## start Supplied material

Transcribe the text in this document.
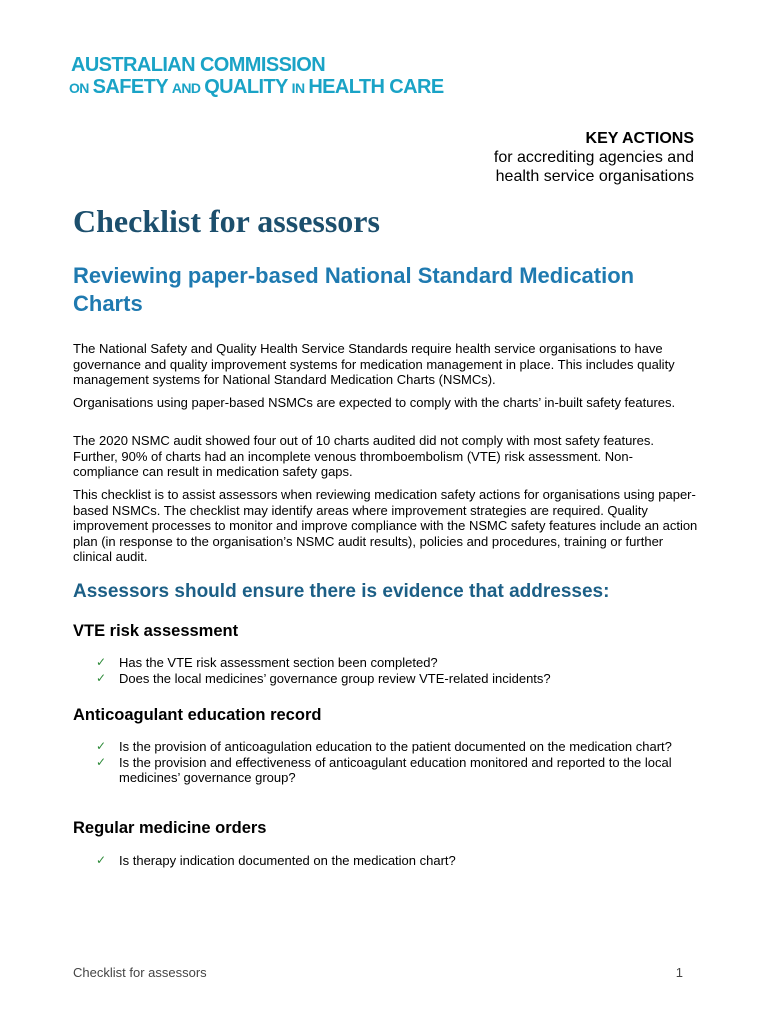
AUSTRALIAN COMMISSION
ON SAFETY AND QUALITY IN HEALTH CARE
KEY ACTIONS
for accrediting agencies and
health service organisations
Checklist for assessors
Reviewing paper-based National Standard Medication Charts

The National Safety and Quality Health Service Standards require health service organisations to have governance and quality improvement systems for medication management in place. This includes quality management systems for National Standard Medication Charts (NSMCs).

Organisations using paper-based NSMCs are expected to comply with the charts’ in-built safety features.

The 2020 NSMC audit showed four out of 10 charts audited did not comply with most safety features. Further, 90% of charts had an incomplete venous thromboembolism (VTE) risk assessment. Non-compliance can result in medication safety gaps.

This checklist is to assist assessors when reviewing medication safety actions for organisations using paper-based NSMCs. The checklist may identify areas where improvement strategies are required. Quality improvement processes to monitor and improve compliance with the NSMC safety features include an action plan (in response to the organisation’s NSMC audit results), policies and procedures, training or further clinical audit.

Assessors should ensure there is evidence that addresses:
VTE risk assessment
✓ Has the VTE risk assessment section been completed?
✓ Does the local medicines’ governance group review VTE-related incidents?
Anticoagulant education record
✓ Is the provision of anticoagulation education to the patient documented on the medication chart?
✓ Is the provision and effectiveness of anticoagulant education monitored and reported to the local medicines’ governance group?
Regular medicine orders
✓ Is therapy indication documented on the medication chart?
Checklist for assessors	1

## end Supplied material
## start Supplied material

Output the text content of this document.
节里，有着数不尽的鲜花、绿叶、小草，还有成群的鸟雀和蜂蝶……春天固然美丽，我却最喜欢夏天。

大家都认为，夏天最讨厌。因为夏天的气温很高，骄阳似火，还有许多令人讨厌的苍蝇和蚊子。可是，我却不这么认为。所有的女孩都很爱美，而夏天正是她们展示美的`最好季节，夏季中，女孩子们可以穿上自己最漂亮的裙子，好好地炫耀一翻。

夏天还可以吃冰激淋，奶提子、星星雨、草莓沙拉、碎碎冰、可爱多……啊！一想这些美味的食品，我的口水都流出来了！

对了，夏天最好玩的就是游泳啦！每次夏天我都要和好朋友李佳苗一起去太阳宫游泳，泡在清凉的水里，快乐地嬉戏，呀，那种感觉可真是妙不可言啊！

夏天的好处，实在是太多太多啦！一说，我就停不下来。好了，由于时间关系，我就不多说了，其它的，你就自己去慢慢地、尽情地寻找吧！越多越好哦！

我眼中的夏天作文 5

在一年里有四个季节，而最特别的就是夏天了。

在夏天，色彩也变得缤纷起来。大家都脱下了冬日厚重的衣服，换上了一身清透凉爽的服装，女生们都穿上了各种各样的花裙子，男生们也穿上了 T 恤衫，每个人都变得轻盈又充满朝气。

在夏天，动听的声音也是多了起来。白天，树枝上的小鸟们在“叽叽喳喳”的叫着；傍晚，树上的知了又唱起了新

## end Supplied material

Task description.
What is the number of lines in the listing that include the word "provision"? Give that number and nothing else.

Worked answer.
2